GIVEN EXERCISE -
Please say how many lines of the listing hold "Toon", with no other words in the answer.

DATA PROVIDED -
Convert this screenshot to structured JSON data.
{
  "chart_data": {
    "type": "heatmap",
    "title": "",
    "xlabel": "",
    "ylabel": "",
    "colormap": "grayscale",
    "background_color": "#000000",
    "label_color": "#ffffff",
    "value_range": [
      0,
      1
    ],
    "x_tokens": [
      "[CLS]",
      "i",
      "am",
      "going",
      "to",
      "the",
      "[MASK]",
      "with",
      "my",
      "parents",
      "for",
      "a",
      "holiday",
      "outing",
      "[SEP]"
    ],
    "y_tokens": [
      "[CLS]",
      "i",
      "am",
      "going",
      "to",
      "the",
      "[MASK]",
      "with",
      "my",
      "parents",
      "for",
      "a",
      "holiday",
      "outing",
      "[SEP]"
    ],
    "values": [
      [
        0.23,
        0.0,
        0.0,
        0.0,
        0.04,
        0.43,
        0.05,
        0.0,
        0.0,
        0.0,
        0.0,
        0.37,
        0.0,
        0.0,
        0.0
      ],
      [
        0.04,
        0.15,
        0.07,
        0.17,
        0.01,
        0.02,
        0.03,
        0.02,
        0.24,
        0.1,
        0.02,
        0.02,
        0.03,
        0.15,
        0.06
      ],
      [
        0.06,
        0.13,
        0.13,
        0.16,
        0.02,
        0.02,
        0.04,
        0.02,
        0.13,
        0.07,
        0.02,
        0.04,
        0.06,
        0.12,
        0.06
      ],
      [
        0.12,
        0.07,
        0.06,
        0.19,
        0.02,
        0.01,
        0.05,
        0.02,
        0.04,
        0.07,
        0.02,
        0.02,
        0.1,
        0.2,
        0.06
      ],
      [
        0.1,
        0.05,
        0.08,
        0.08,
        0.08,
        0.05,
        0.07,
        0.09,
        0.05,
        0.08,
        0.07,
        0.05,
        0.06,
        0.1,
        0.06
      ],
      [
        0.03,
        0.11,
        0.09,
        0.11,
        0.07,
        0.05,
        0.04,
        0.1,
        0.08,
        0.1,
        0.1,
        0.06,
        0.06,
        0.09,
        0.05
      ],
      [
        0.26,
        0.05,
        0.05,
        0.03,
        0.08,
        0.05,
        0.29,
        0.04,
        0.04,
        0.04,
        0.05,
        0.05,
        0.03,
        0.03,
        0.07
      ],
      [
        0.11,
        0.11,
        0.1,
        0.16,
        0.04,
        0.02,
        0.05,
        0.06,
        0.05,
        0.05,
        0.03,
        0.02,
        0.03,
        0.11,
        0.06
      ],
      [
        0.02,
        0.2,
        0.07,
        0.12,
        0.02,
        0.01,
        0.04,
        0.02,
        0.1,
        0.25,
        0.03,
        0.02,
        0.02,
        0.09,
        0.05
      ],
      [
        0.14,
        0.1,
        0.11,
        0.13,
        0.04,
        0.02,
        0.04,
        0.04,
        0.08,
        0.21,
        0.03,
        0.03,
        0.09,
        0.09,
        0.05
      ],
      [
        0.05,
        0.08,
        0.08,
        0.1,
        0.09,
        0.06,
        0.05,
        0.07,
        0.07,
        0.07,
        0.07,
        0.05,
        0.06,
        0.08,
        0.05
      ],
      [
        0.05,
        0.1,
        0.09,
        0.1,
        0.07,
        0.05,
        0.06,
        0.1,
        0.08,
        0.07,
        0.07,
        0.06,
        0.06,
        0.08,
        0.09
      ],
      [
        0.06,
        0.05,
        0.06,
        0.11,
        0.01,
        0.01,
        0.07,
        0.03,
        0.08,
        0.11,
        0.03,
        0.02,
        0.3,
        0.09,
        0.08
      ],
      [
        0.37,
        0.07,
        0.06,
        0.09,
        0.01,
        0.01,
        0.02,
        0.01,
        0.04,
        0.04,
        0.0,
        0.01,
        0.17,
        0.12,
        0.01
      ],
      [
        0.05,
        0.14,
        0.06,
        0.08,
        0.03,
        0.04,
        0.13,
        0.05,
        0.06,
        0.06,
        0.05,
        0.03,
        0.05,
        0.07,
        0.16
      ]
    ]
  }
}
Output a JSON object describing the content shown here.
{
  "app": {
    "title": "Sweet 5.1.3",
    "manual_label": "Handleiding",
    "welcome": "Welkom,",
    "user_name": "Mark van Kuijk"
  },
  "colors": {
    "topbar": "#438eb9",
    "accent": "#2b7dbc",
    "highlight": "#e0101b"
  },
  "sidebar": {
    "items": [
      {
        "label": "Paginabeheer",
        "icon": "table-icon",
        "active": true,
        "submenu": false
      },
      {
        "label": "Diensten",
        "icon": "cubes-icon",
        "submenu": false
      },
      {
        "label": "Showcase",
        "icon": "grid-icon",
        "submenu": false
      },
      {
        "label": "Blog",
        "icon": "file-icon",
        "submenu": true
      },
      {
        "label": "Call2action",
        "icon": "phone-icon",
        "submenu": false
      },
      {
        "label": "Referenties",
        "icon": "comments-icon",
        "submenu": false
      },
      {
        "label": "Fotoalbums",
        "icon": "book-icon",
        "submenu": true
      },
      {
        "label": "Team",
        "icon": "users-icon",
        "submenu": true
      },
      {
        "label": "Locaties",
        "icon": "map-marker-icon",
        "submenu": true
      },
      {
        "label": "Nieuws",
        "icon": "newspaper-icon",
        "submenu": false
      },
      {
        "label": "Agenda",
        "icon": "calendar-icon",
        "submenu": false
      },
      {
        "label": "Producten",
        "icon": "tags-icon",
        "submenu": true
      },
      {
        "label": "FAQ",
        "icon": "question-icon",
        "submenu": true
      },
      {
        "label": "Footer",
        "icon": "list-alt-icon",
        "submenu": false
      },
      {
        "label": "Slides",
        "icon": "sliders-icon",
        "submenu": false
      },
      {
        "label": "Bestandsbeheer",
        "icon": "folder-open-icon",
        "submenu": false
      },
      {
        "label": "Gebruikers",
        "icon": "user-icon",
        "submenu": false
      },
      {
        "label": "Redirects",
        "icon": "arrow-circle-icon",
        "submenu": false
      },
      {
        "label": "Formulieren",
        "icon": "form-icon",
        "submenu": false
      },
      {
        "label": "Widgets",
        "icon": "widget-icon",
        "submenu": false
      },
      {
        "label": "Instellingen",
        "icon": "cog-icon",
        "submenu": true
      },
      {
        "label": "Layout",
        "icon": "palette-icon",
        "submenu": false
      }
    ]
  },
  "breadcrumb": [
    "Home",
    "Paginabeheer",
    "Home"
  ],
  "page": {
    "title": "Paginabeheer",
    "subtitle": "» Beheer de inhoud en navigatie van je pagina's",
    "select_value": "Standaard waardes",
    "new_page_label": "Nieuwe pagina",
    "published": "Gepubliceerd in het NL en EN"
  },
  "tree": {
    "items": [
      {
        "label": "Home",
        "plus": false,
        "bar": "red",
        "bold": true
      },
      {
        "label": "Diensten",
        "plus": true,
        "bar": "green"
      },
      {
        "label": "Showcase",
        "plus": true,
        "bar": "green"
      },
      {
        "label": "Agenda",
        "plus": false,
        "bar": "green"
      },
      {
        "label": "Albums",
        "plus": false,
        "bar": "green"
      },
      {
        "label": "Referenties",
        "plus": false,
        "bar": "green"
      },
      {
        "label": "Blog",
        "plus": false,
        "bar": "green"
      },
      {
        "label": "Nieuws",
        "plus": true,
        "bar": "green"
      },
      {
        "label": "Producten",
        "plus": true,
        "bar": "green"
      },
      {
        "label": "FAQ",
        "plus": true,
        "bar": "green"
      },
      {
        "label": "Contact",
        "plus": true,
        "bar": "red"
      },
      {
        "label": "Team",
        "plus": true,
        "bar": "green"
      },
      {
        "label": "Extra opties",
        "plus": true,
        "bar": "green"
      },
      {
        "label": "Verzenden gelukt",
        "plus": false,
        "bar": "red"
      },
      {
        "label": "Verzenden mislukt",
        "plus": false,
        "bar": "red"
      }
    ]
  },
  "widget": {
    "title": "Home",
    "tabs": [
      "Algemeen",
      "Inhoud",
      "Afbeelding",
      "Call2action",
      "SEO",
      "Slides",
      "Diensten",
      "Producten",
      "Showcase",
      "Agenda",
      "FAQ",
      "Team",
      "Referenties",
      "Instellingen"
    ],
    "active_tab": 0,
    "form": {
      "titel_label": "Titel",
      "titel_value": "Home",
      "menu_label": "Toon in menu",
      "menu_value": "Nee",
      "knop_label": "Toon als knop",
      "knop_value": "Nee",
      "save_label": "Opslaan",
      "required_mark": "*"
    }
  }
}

EXERCISE RESPONSE -
2